• _Provided entries_

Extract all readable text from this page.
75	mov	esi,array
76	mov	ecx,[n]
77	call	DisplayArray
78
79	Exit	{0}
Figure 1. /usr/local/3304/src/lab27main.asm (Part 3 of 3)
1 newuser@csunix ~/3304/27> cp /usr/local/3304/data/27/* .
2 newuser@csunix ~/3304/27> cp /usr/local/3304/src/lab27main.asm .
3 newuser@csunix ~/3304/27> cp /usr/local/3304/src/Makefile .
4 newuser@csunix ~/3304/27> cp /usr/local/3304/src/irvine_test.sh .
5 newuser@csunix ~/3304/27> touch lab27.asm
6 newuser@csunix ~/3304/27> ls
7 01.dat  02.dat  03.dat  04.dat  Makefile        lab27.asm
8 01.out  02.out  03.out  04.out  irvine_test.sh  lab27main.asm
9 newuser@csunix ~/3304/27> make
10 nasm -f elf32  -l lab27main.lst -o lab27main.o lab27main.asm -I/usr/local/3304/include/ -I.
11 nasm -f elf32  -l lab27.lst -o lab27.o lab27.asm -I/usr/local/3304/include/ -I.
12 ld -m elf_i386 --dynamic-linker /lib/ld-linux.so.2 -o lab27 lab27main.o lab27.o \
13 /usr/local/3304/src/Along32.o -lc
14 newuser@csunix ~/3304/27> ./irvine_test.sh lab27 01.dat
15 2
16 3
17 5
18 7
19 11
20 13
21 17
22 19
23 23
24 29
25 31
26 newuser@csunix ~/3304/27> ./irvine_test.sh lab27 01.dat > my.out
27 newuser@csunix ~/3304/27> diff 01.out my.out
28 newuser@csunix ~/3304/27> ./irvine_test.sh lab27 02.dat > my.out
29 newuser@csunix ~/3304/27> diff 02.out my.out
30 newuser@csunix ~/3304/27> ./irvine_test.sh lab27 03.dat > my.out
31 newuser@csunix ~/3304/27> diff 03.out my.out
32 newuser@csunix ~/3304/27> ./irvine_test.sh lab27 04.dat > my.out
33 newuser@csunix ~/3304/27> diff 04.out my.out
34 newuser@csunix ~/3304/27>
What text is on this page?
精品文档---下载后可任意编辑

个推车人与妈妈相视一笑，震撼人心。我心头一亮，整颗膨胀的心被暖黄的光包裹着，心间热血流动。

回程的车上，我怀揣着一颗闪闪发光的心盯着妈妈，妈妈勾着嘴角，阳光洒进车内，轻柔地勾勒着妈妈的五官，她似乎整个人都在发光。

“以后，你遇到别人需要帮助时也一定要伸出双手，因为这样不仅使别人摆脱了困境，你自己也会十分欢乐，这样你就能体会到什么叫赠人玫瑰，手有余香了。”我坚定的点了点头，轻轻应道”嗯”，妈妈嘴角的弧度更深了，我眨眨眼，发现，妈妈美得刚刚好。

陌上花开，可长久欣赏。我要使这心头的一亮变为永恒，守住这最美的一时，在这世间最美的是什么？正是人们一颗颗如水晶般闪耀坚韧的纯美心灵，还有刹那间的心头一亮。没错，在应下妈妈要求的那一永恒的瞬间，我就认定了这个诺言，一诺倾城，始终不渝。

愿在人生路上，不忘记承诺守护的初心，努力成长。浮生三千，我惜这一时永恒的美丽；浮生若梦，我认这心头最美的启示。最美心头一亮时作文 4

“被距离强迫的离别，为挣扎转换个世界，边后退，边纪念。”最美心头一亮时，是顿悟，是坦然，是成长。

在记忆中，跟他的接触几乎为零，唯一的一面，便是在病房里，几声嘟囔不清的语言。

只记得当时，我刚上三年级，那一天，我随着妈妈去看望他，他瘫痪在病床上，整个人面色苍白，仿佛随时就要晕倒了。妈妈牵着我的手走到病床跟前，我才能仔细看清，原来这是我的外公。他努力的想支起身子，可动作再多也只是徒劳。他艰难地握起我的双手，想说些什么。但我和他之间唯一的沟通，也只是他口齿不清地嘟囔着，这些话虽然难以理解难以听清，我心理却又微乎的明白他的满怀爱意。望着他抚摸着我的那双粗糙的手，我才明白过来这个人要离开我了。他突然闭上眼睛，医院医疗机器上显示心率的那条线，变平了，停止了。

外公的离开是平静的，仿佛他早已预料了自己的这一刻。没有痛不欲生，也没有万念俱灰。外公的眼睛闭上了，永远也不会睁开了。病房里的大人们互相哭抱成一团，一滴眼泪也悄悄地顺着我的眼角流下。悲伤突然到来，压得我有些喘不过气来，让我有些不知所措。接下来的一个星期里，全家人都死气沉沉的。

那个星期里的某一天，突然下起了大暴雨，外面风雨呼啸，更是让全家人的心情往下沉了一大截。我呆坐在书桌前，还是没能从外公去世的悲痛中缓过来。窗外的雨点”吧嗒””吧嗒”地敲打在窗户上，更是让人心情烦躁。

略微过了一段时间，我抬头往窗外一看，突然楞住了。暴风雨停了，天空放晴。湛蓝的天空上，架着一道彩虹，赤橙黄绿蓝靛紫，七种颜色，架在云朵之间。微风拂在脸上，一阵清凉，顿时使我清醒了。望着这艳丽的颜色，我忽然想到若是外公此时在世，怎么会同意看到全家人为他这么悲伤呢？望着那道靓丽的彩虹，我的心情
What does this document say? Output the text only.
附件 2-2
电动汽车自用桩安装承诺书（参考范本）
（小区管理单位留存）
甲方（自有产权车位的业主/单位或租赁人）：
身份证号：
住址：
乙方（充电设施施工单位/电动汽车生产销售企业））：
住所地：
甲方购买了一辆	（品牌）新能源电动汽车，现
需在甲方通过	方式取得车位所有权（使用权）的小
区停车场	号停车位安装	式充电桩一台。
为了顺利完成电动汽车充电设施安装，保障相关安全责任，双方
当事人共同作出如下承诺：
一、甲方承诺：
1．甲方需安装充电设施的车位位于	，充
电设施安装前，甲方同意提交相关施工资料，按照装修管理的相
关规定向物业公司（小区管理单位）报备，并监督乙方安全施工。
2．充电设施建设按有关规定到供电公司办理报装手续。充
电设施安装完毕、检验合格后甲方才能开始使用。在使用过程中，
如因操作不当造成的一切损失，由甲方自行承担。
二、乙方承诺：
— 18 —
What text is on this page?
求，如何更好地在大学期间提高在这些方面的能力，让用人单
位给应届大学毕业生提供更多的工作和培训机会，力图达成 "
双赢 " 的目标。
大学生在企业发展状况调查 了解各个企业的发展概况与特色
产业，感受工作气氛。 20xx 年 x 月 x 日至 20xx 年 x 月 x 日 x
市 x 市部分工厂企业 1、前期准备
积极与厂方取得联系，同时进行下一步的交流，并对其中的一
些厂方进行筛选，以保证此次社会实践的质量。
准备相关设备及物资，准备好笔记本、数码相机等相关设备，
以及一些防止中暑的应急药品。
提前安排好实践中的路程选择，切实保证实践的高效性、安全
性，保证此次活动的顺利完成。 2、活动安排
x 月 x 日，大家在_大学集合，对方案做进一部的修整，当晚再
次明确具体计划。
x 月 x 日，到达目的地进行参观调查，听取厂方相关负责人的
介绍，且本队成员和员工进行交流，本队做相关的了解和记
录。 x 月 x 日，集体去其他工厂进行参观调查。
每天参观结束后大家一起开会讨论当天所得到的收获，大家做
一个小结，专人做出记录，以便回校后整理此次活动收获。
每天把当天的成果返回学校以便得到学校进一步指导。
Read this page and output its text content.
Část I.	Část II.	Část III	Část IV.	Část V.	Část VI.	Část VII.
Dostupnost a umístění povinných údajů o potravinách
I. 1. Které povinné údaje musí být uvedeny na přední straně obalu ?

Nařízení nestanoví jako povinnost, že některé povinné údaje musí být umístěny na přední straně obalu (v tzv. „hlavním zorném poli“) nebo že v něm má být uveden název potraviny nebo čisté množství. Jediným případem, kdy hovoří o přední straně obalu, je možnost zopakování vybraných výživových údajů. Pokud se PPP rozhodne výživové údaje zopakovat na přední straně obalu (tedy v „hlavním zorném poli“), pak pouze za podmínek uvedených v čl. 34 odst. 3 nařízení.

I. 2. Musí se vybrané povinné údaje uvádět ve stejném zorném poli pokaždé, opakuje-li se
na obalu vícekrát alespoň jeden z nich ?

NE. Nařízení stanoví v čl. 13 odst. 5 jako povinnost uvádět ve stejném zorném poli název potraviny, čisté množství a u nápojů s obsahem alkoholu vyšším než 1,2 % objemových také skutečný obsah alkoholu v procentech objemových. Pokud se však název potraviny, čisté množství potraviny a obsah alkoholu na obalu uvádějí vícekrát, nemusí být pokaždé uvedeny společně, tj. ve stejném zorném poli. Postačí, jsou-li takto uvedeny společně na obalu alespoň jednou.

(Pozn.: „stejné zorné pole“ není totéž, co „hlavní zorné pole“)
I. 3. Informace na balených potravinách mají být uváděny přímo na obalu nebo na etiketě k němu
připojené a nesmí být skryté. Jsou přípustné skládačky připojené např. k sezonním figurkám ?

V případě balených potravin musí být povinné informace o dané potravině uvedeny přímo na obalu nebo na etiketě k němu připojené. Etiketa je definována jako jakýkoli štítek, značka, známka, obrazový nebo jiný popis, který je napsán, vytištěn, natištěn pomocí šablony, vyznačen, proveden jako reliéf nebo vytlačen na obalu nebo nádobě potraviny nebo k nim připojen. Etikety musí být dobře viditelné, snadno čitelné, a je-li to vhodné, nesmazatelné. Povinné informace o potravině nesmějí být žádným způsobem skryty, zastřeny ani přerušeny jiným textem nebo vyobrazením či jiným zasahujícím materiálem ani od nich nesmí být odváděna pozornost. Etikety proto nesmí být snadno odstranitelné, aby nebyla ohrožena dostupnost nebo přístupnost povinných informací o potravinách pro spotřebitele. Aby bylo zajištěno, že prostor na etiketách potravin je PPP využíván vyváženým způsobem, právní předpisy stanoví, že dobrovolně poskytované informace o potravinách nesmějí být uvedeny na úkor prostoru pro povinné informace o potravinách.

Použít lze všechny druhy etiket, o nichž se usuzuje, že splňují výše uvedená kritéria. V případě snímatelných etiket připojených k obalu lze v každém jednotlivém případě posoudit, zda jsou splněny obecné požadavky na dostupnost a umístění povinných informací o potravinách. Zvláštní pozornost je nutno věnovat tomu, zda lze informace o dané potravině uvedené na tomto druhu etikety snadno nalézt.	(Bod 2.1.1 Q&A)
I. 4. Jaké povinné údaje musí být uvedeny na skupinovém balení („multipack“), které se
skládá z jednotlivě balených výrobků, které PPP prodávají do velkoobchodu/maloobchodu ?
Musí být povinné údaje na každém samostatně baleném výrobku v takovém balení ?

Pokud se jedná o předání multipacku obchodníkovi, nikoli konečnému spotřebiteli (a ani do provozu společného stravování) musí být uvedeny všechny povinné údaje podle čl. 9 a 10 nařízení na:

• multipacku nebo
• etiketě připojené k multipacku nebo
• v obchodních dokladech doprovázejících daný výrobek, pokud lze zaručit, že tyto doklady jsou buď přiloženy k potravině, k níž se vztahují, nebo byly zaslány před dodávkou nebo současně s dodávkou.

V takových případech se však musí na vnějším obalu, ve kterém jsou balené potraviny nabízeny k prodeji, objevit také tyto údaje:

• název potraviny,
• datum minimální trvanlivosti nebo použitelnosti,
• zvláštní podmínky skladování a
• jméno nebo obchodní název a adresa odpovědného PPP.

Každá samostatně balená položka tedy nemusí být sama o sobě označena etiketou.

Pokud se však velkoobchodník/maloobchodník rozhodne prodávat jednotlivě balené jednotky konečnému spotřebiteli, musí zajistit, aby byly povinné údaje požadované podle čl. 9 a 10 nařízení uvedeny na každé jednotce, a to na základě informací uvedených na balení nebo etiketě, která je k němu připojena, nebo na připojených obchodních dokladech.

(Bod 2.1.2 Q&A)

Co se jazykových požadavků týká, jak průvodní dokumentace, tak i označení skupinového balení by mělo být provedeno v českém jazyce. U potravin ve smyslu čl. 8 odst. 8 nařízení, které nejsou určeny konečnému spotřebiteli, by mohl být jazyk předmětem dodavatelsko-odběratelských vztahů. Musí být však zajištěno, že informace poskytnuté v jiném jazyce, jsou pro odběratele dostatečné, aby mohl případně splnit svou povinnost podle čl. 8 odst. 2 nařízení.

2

• _Exercise_
Using the listing above, return all lines where the word "údajů" occurs.

• _Task output_
Dostupnost a umístění povinných údajů o potravinách
Nařízení nestanoví jako povinnost, že některé povinné údaje musí být umístěny na přední straně obalu (v tzv. „hlavním zorném poli“) nebo že v něm má být uveden název potraviny nebo čisté množství. Jediným případem, kdy hovoří o přední straně obalu, je možnost zopakování vybraných výživových údajů. Pokud se PPP rozhodne výživové údaje zopakovat na přední straně obalu (tedy v „hlavním zorném poli“), pak pouze za podmínek uvedených v čl. 34 odst. 3 nařízení.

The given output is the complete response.